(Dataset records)
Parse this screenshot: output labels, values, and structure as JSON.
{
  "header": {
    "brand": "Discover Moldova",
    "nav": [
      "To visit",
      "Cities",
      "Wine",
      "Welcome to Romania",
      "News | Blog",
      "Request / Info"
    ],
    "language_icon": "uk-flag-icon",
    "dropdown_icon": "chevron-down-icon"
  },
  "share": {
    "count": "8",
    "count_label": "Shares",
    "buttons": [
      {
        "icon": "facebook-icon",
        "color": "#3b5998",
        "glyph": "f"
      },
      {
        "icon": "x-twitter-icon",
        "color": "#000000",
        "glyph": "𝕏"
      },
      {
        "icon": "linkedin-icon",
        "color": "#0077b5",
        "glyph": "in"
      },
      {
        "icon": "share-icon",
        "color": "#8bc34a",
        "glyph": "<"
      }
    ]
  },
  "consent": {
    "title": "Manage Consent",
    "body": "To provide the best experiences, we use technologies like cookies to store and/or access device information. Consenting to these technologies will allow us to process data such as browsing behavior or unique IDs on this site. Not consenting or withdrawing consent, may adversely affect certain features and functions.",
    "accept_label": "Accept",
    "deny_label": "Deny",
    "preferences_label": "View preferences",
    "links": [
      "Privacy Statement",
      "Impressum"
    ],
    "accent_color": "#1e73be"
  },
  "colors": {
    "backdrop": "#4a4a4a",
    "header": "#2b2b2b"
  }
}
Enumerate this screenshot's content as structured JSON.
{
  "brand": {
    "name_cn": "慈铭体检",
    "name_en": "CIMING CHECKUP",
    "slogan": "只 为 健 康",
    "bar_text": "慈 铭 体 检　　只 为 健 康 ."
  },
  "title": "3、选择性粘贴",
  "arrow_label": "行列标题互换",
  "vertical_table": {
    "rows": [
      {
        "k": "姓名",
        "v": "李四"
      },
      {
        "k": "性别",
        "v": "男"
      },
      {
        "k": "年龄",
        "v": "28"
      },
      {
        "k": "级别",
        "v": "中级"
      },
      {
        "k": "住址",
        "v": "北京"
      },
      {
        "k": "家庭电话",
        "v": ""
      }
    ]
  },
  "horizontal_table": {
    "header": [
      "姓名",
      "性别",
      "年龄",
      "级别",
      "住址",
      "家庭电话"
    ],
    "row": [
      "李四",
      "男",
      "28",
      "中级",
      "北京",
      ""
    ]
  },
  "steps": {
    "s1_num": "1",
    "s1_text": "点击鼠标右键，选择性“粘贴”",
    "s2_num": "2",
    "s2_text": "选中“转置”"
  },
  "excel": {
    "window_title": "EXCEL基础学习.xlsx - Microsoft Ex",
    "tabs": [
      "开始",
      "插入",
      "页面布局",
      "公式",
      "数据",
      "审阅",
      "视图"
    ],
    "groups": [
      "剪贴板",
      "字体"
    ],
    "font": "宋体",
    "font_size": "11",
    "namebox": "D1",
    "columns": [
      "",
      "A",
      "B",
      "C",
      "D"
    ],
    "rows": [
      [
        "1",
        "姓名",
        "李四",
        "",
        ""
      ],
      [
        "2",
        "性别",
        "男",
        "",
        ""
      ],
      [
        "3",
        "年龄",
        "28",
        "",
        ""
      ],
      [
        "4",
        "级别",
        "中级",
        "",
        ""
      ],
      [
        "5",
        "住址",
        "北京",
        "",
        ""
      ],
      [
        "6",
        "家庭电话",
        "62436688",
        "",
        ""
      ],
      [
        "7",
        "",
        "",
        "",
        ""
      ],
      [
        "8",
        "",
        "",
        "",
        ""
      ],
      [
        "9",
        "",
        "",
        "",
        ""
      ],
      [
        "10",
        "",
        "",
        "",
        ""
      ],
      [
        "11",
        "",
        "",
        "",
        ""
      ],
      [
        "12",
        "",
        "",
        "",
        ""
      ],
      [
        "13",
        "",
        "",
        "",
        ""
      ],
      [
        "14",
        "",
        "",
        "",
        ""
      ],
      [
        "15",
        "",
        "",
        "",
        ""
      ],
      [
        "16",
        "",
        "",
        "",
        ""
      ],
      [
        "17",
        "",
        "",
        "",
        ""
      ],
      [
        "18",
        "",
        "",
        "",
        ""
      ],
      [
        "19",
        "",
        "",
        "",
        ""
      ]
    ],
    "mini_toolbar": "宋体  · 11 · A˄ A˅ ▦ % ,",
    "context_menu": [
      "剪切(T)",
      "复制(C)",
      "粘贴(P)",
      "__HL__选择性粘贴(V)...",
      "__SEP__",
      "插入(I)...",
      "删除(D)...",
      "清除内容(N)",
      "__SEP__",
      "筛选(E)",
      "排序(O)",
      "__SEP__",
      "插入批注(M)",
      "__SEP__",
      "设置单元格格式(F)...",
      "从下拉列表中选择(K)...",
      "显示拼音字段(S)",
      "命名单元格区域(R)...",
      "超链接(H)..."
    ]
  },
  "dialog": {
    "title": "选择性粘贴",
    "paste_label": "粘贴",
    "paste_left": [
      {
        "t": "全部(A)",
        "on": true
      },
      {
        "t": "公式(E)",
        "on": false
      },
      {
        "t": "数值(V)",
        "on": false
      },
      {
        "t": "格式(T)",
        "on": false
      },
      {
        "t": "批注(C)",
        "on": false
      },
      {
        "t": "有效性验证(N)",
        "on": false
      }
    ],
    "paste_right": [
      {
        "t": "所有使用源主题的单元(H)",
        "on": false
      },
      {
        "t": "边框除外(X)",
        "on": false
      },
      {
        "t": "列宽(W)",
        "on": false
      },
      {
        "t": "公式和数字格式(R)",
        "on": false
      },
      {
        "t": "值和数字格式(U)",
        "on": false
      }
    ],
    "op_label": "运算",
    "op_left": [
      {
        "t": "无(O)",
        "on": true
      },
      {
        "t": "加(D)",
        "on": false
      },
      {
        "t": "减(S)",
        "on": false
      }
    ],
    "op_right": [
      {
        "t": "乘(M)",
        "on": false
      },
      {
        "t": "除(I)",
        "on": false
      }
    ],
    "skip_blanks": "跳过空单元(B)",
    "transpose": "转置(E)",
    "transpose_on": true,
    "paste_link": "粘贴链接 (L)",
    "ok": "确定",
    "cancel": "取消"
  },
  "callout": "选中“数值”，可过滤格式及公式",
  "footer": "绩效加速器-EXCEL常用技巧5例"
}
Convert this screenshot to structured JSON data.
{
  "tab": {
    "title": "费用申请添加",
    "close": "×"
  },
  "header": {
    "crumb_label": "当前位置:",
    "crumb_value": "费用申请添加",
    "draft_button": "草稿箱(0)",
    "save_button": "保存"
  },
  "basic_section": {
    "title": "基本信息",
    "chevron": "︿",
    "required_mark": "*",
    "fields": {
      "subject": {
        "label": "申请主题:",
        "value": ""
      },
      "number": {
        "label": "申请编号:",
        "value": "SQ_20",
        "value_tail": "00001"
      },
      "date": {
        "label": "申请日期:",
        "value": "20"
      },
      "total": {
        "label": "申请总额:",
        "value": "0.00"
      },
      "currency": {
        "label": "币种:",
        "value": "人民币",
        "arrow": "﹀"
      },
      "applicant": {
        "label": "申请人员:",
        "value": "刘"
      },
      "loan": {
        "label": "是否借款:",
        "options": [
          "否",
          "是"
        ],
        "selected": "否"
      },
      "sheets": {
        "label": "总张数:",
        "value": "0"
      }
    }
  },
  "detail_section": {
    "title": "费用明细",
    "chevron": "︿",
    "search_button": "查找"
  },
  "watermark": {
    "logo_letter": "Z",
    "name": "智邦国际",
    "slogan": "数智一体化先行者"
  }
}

#### Task description:
Send back all of the entries exactly, with nothing missing.

#### Answer for the task:
Parse this screenshot: output labels, values, and structure as JSON.
{
  "header": {
    "brand": "Discover Moldova",
    "nav": [
      "To visit",
      "Cities",
      "Wine",
      "Welcome to Romania",
      "News | Blog",
      "Request / Info"
    ],
    "language_icon": "uk-flag-icon",
    "dropdown_icon": "chevron-down-icon"
  },
  "share": {
    "count": "8",
    "count_label": "Shares",
    "buttons": [
      {
        "icon": "facebook-icon",
        "color": "#3b5998",
        "glyph": "f"
      },
      {
        "icon": "x-twitter-icon",
        "color": "#000000",
        "glyph": "𝕏"
      },
      {
        "icon": "linkedin-icon",
        "color": "#0077b5",
        "glyph": "in"
      },
      {
        "icon": "share-icon",
        "color": "#8bc34a",
        "glyph": "<"
      }
    ]
  },
  "consent": {
    "title": "Manage Consent",
    "body": "To provide the best experiences, we use technologies like cookies to store and/or access device information. Consenting to these technologies will allow us to process data such as browsing behavior or unique IDs on this site. Not consenting or withdrawing consent, may adversely affect certain features and functions.",
    "accept_label": "Accept",
    "deny_label": "Deny",
    "preferences_label": "View preferences",
    "links": [
      "Privacy Statement",
      "Impressum"
    ],
    "accent_color": "#1e73be"
  },
  "colors": {
    "backdrop": "#4a4a4a",
    "header": "#2b2b2b"
  }
}
Enumerate this screenshot's content as structured JSON.
{
  "brand": {
    "name_cn": "慈铭体检",
    "name_en": "CIMING CHECKUP",
    "slogan": "只 为 健 康",
    "bar_text": "慈 铭 体 检　　只 为 健 康 ."
  },
  "title": "3、选择性粘贴",
  "arrow_label": "行列标题互换",
  "vertical_table": {
    "rows": [
      {
        "k": "姓名",
        "v": "李四"
      },
      {
        "k": "性别",
        "v": "男"
      },
      {
        "k": "年龄",
        "v": "28"
      },
      {
        "k": "级别",
        "v": "中级"
      },
      {
        "k": "住址",
        "v": "北京"
      },
      {
        "k": "家庭电话",
        "v": ""
      }
    ]
  },
  "horizontal_table": {
    "header": [
      "姓名",
      "性别",
      "年龄",
      "级别",
      "住址",
      "家庭电话"
    ],
    "row": [
      "李四",
      "男",
      "28",
      "中级",
      "北京",
      ""
    ]
  },
  "steps": {
    "s1_num": "1",
    "s1_text": "点击鼠标右键，选择性“粘贴”",
    "s2_num": "2",
    "s2_text": "选中“转置”"
  },
  "excel": {
    "window_title": "EXCEL基础学习.xlsx - Microsoft Ex",
    "tabs": [
      "开始",
      "插入",
      "页面布局",
      "公式",
      "数据",
      "审阅",
      "视图"
    ],
    "groups": [
      "剪贴板",
      "字体"
    ],
    "font": "宋体",
    "font_size": "11",
    "namebox": "D1",
    "columns": [
      "",
      "A",
      "B",
      "C",
      "D"
    ],
    "rows": [
      [
        "1",
        "姓名",
        "李四",
        "",
        ""
      ],
      [
        "2",
        "性别",
        "男",
        "",
        ""
      ],
      [
        "3",
        "年龄",
        "28",
        "",
        ""
      ],
      [
        "4",
        "级别",
        "中级",
        "",
        ""
      ],
      [
        "5",
        "住址",
        "北京",
        "",
        ""
      ],
      [
        "6",
        "家庭电话",
        "62436688",
        "",
        ""
      ],
      [
        "7",
        "",
        "",
        "",
        ""
      ],
      [
        "8",
        "",
        "",
        "",
        ""
      ],
      [
        "9",
        "",
        "",
        "",
        ""
      ],
      [
        "10",
        "",
        "",
        "",
        ""
      ],
      [
        "11",
        "",
        "",
        "",
        ""
      ],
      [
        "12",
        "",
        "",
        "",
        ""
      ],
      [
        "13",
        "",
        "",
        "",
        ""
      ],
      [
        "14",
        "",
        "",
        "",
        ""
      ],
      [
        "15",
        "",
        "",
        "",
        ""
      ],
      [
        "16",
        "",
        "",
        "",
        ""
      ],
      [
        "17",
        "",
        "",
        "",
        ""
      ],
      [
        "18",
        "",
        "",
        "",
        ""
      ],
      [
        "19",
        "",
        "",
        "",
        ""
      ]
    ],
    "mini_toolbar": "宋体  · 11 · A˄ A˅ ▦ % ,",
    "context_menu": [
      "剪切(T)",
      "复制(C)",
      "粘贴(P)",
      "__HL__选择性粘贴(V)...",
      "__SEP__",
      "插入(I)...",
      "删除(D)...",
      "清除内容(N)",
      "__SEP__",
      "筛选(E)",
      "排序(O)",
      "__SEP__",
      "插入批注(M)",
      "__SEP__",
      "设置单元格格式(F)...",
      "从下拉列表中选择(K)...",
      "显示拼音字段(S)",
      "命名单元格区域(R)...",
      "超链接(H)..."
    ]
  },
  "dialog": {
    "title": "选择性粘贴",
    "paste_label": "粘贴",
    "paste_left": [
      {
        "t": "全部(A)",
        "on": true
      },
      {
        "t": "公式(E)",
        "on": false
      },
      {
        "t": "数值(V)",
        "on": false
      },
      {
        "t": "格式(T)",
        "on": false
      },
      {
        "t": "批注(C)",
        "on": false
      },
      {
        "t": "有效性验证(N)",
        "on": false
      }
    ],
    "paste_right": [
      {
        "t": "所有使用源主题的单元(H)",
        "on": false
      },
      {
        "t": "边框除外(X)",
        "on": false
      },
      {
        "t": "列宽(W)",
        "on": false
      },
      {
        "t": "公式和数字格式(R)",
        "on": false
      },
      {
        "t": "值和数字格式(U)",
        "on": false
      }
    ],
    "op_label": "运算",
    "op_left": [
      {
        "t": "无(O)",
        "on": true
      },
      {
        "t": "加(D)",
        "on": false
      },
      {
        "t": "减(S)",
        "on": false
      }
    ],
    "op_right": [
      {
        "t": "乘(M)",
        "on": false
      },
      {
        "t": "除(I)",
        "on": false
      }
    ],
    "skip_blanks": "跳过空单元(B)",
    "transpose": "转置(E)",
    "transpose_on": true,
    "paste_link": "粘贴链接 (L)",
    "ok": "确定",
    "cancel": "取消"
  },
  "callout": "选中“数值”，可过滤格式及公式",
  "footer": "绩效加速器-EXCEL常用技巧5例"
}
Convert this screenshot to structured JSON data.
{
  "tab": {
    "title": "费用申请添加",
    "close": "×"
  },
  "header": {
    "crumb_label": "当前位置:",
    "crumb_value": "费用申请添加",
    "draft_button": "草稿箱(0)",
    "save_button": "保存"
  },
  "basic_section": {
    "title": "基本信息",
    "chevron": "︿",
    "required_mark": "*",
    "fields": {
      "subject": {
        "label": "申请主题:",
        "value": ""
      },
      "number": {
        "label": "申请编号:",
        "value": "SQ_20",
        "value_tail": "00001"
      },
      "date": {
        "label": "申请日期:",
        "value": "20"
      },
      "total": {
        "label": "申请总额:",
        "value": "0.00"
      },
      "currency": {
        "label": "币种:",
        "value": "人民币",
        "arrow": "﹀"
      },
      "applicant": {
        "label": "申请人员:",
        "value": "刘"
      },
      "loan": {
        "label": "是否借款:",
        "options": [
          "否",
          "是"
        ],
        "selected": "否"
      },
      "sheets": {
        "label": "总张数:",
        "value": "0"
      }
    }
  },
  "detail_section": {
    "title": "费用明细",
    "chevron": "︿",
    "search_button": "查找"
  },
  "watermark": {
    "logo_letter": "Z",
    "name": "智邦国际",
    "slogan": "数智一体化先行者"
  }
}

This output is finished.